** DIRECTIVE **
Give every entry again, word for word.

Stored records
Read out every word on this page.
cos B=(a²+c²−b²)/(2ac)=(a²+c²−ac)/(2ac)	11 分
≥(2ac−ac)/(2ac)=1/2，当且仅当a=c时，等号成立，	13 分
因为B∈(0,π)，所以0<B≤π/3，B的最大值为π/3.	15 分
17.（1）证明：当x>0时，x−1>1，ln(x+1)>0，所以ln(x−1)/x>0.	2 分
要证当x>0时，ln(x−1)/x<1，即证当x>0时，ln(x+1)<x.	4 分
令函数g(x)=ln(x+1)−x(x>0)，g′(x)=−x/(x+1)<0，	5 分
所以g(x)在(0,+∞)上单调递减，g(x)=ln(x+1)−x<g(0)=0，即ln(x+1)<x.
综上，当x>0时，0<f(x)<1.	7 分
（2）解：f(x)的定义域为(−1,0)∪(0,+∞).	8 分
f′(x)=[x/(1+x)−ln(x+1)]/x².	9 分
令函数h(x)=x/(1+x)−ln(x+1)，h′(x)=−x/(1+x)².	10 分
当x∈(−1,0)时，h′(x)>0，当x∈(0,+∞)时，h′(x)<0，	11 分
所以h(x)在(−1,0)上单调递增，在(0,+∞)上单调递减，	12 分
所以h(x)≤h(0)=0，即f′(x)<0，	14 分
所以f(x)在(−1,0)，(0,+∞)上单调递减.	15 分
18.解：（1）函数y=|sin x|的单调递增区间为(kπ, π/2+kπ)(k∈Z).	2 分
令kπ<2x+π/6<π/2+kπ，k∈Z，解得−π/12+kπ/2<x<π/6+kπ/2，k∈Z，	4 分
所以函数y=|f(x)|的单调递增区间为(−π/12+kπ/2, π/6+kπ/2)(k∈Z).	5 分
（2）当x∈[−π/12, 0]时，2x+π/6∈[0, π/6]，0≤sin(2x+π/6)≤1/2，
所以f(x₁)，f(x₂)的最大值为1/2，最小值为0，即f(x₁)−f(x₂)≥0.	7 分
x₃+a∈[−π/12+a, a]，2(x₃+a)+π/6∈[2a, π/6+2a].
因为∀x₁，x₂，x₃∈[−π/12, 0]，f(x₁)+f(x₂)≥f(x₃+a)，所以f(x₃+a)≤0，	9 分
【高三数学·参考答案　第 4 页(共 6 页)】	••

** REPLY TO THE EXERCISE **
Read out every word on this page.
cos B=(a²+c²−b²)/(2ac)=(a²+c²−ac)/(2ac)	11 分
≥(2ac−ac)/(2ac)=1/2，当且仅当a=c时，等号成立，	13 分
因为B∈(0,π)，所以0<B≤π/3，B的最大值为π/3.	15 分
17.（1）证明：当x>0时，x−1>1，ln(x+1)>0，所以ln(x−1)/x>0.	2 分
要证当x>0时，ln(x−1)/x<1，即证当x>0时，ln(x+1)<x.	4 分
令函数g(x)=ln(x+1)−x(x>0)，g′(x)=−x/(x+1)<0，	5 分
所以g(x)在(0,+∞)上单调递减，g(x)=ln(x+1)−x<g(0)=0，即ln(x+1)<x.
综上，当x>0时，0<f(x)<1.	7 分
（2）解：f(x)的定义域为(−1,0)∪(0,+∞).	8 分
f′(x)=[x/(1+x)−ln(x+1)]/x².	9 分
令函数h(x)=x/(1+x)−ln(x+1)，h′(x)=−x/(1+x)².	10 分
当x∈(−1,0)时，h′(x)>0，当x∈(0,+∞)时，h′(x)<0，	11 分
所以h(x)在(−1,0)上单调递增，在(0,+∞)上单调递减，	12 分
所以h(x)≤h(0)=0，即f′(x)<0，	14 分
所以f(x)在(−1,0)，(0,+∞)上单调递减.	15 分
18.解：（1）函数y=|sin x|的单调递增区间为(kπ, π/2+kπ)(k∈Z).	2 分
令kπ<2x+π/6<π/2+kπ，k∈Z，解得−π/12+kπ/2<x<π/6+kπ/2，k∈Z，	4 分
所以函数y=|f(x)|的单调递增区间为(−π/12+kπ/2, π/6+kπ/2)(k∈Z).	5 分
（2）当x∈[−π/12, 0]时，2x+π/6∈[0, π/6]，0≤sin(2x+π/6)≤1/2，
所以f(x₁)，f(x₂)的最大值为1/2，最小值为0，即f(x₁)−f(x₂)≥0.	7 分
x₃+a∈[−π/12+a, a]，2(x₃+a)+π/6∈[2a, π/6+2a].
因为∀x₁，x₂，x₃∈[−π/12, 0]，f(x₁)+f(x₂)≥f(x₃+a)，所以f(x₃+a)≤0，	9 分
【高三数学·参考答案　第 4 页(共 6 页)】	••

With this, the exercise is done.